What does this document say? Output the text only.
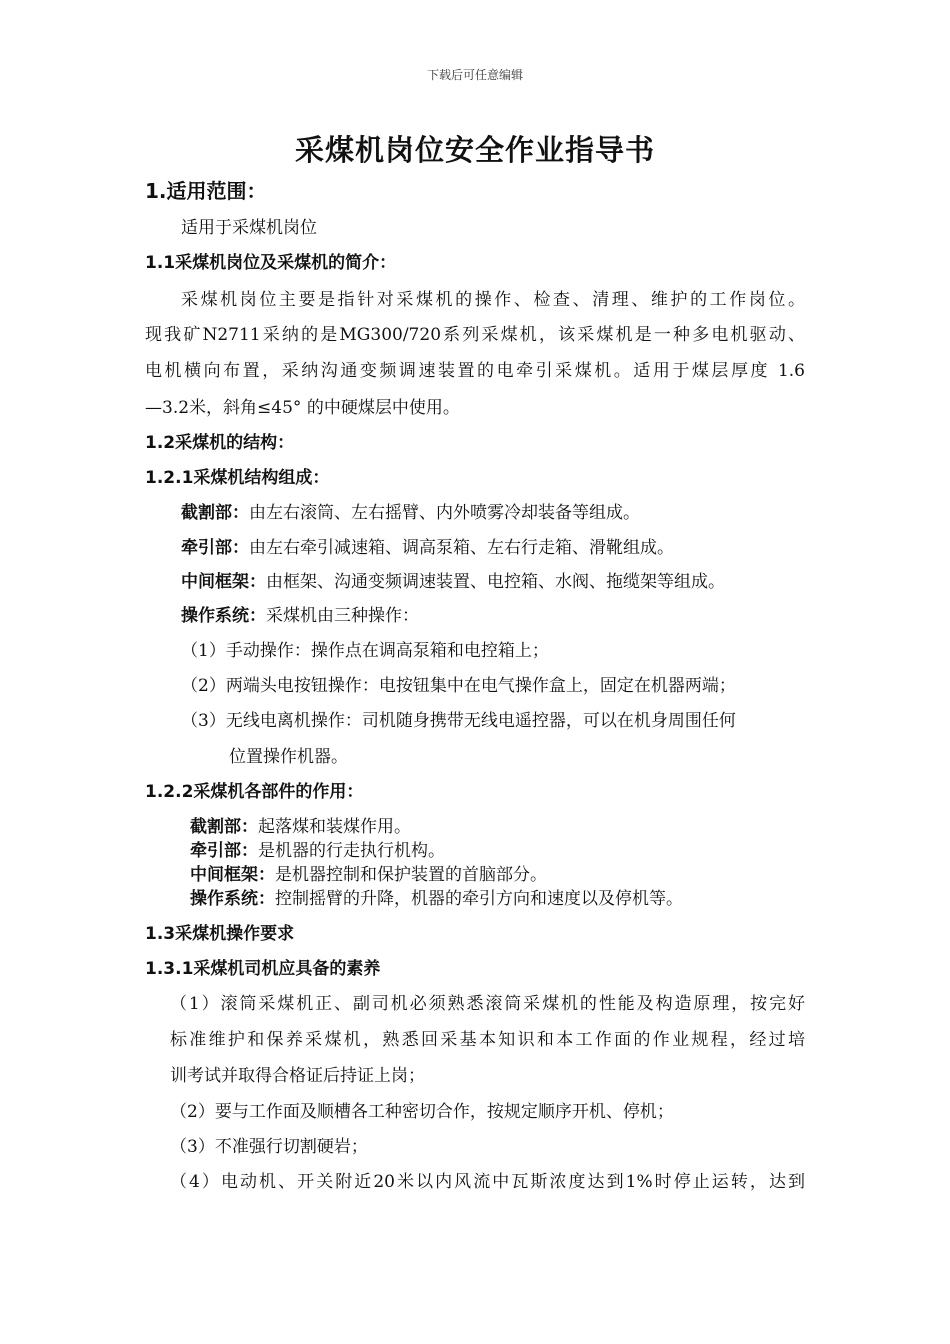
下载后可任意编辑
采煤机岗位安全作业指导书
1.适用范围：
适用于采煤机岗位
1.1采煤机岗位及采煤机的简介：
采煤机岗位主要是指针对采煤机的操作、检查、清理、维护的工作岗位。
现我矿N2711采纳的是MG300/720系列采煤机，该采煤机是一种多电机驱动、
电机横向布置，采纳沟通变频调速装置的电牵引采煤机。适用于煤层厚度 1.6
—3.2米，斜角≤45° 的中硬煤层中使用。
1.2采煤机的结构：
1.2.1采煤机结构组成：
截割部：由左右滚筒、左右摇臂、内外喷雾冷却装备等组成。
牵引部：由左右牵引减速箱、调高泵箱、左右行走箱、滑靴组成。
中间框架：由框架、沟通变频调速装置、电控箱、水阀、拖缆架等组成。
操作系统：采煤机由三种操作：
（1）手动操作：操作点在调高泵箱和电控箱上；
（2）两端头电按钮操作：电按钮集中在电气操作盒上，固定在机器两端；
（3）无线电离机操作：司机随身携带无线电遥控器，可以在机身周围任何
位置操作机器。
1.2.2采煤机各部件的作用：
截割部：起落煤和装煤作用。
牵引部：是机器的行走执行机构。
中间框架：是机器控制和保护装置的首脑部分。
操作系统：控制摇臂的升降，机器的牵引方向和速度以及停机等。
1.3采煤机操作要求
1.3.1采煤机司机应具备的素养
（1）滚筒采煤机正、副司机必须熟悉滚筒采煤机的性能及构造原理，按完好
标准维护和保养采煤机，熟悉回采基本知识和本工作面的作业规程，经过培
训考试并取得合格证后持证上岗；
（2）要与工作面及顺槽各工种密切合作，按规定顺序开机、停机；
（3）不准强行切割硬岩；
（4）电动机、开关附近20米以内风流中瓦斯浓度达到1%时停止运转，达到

---+---

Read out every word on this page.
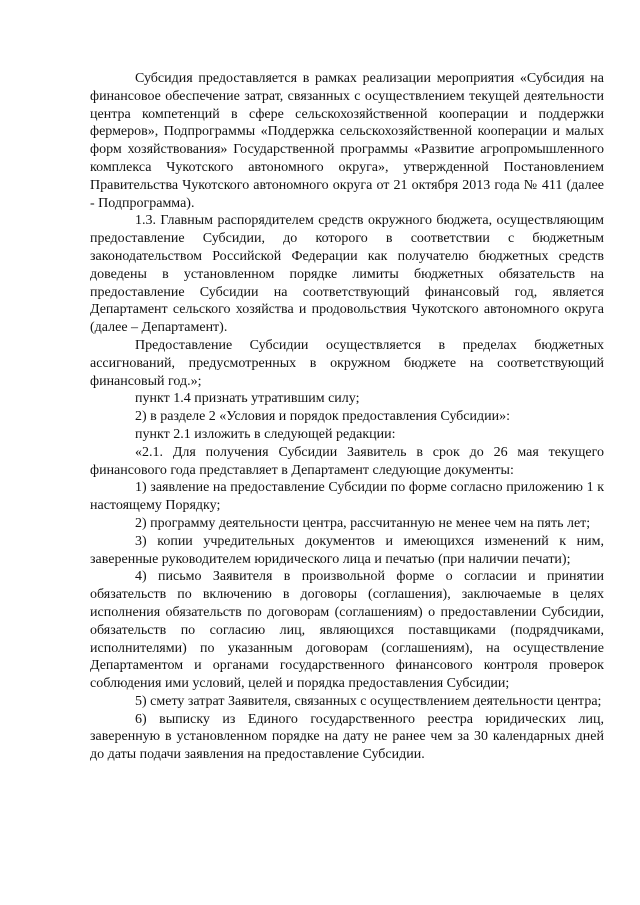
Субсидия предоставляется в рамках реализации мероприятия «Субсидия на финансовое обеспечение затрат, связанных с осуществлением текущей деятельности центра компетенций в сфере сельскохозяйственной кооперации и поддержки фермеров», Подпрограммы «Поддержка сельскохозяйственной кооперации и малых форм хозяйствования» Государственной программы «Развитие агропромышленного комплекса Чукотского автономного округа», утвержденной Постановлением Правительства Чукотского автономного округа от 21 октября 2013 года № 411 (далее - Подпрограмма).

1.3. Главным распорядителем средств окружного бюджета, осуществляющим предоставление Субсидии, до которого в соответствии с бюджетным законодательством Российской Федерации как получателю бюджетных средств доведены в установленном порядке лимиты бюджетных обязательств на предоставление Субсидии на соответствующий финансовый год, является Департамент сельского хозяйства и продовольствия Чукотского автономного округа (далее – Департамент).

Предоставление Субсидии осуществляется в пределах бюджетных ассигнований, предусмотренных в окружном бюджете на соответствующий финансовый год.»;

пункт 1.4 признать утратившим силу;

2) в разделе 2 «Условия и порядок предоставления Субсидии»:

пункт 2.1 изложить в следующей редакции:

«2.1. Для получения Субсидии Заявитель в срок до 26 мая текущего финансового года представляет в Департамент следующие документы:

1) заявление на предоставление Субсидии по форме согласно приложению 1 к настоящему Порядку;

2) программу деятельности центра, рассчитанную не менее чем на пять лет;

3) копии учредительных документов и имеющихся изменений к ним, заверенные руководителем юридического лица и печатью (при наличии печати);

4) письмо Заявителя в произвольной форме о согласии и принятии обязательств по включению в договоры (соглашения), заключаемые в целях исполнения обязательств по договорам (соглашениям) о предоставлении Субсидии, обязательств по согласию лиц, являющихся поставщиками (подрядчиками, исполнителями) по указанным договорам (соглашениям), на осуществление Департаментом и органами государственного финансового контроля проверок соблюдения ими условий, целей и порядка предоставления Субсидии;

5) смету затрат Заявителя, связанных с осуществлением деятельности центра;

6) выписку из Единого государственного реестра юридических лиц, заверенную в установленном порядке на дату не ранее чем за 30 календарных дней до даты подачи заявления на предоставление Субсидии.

---+---

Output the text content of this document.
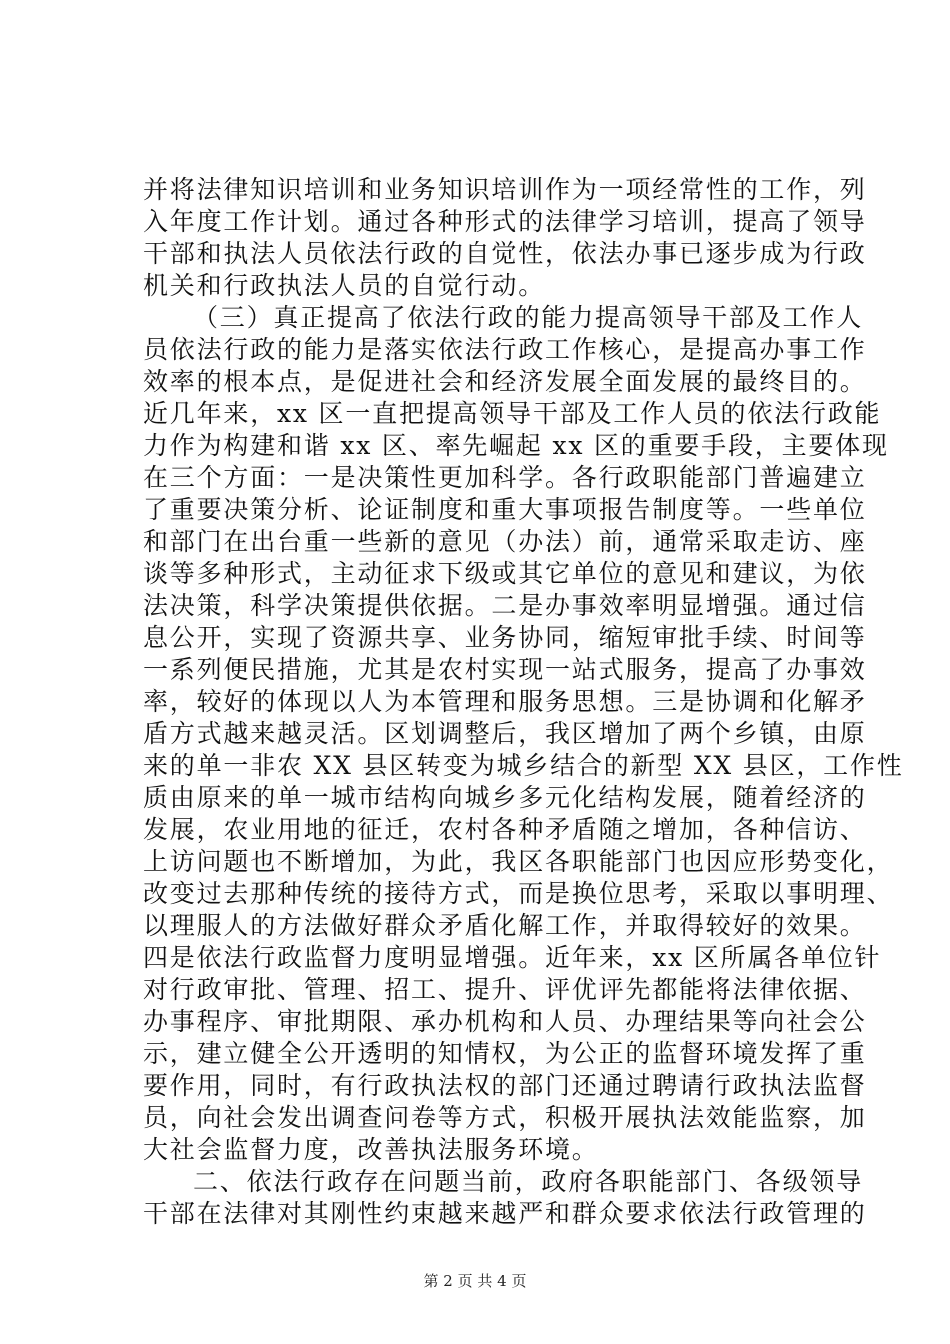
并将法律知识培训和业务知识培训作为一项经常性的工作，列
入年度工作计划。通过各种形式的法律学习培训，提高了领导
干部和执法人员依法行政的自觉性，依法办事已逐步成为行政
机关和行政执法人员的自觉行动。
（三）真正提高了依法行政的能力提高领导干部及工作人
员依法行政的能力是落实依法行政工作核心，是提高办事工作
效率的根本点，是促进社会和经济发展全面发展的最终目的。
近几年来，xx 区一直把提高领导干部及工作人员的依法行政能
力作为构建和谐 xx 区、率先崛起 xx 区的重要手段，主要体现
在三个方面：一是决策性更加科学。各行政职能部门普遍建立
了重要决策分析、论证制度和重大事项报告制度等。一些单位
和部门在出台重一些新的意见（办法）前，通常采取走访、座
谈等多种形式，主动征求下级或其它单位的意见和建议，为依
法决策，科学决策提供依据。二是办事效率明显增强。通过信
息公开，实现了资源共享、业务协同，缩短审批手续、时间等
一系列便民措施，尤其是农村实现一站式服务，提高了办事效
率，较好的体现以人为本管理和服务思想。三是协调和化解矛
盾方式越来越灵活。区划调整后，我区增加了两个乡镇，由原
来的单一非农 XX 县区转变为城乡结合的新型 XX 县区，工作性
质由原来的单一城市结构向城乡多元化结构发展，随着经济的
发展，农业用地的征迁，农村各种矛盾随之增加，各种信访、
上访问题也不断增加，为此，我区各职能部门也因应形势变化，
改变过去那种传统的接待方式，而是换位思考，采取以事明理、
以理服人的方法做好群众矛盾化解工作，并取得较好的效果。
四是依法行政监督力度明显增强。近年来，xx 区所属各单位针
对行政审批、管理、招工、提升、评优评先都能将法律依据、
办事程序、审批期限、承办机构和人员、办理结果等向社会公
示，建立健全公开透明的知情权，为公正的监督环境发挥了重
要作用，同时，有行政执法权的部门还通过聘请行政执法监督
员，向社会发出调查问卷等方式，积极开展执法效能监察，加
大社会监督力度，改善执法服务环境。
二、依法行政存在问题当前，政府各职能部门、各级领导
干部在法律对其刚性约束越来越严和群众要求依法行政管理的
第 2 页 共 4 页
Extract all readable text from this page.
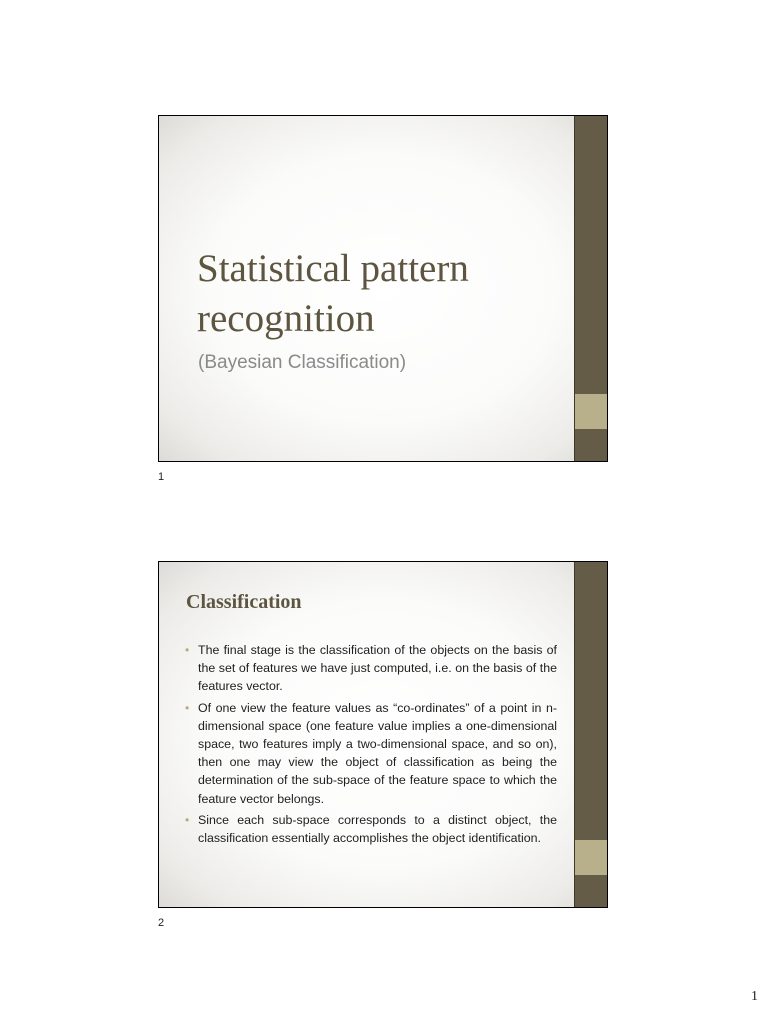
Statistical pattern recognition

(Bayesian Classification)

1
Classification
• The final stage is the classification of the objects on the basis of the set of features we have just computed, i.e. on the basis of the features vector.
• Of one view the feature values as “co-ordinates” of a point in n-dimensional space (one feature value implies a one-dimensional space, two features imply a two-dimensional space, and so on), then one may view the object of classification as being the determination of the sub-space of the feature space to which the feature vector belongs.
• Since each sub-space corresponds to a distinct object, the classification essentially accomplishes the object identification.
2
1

---+---

▶ **Aim**: Extract from the data every line where "vector" shows up.

▶ **Response to the task**:
• The final stage is the classification of the objects on the basis of the set of features we have just computed, i.e. on the basis of the features vector.
• Of one view the feature values as “co-ordinates” of a point in n-dimensional space (one feature value implies a one-dimensional space, two features imply a two-dimensional space, and so on), then one may view the object of classification as being the determination of the sub-space of the feature space to which the feature vector belongs.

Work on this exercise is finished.